··· DATA SUPPLIED
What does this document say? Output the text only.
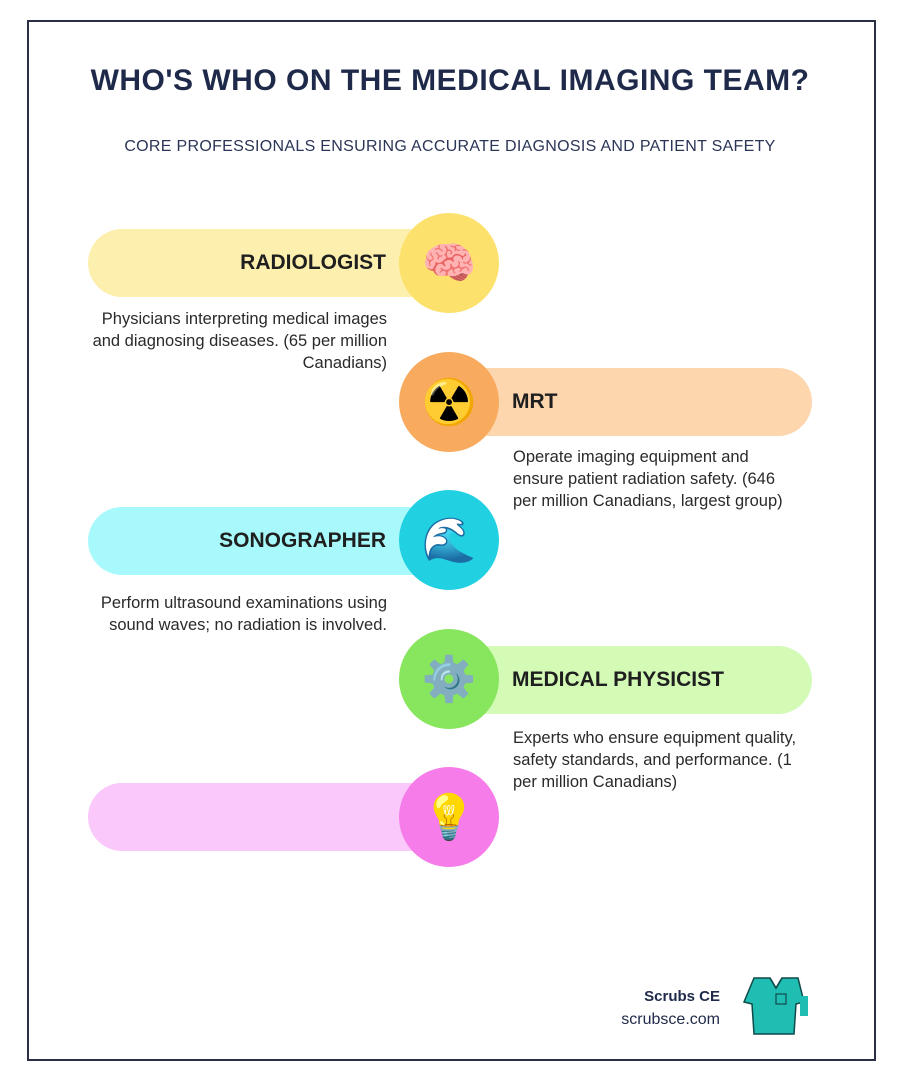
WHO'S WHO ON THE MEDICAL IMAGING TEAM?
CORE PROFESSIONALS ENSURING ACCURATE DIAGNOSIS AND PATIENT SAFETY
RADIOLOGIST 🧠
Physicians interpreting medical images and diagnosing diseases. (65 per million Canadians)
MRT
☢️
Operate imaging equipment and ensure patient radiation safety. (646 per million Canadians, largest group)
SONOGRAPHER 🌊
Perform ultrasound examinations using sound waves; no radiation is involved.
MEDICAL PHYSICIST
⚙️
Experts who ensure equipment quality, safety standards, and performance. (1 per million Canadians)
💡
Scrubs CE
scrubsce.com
······
_WORK TO BE COMPLETED_: All the lines above are to be reproduced exactly, except the pictures.

_FINAL RESULT_:
What does this document say? Output the text only.
WHO'S WHO ON THE MEDICAL IMAGING TEAM?
CORE PROFESSIONALS ENSURING ACCURATE DIAGNOSIS AND PATIENT SAFETY
RADIOLOGIST 🧠
Physicians interpreting medical images and diagnosing diseases. (65 per million Canadians)
MRT
☢️
Operate imaging equipment and ensure patient radiation safety. (646 per million Canadians, largest group)
SONOGRAPHER 🌊
Perform ultrasound examinations using sound waves; no radiation is involved.
MEDICAL PHYSICIST
⚙️
Experts who ensure equipment quality, safety standards, and performance. (1 per million Canadians)
💡
Scrubs CE
scrubsce.com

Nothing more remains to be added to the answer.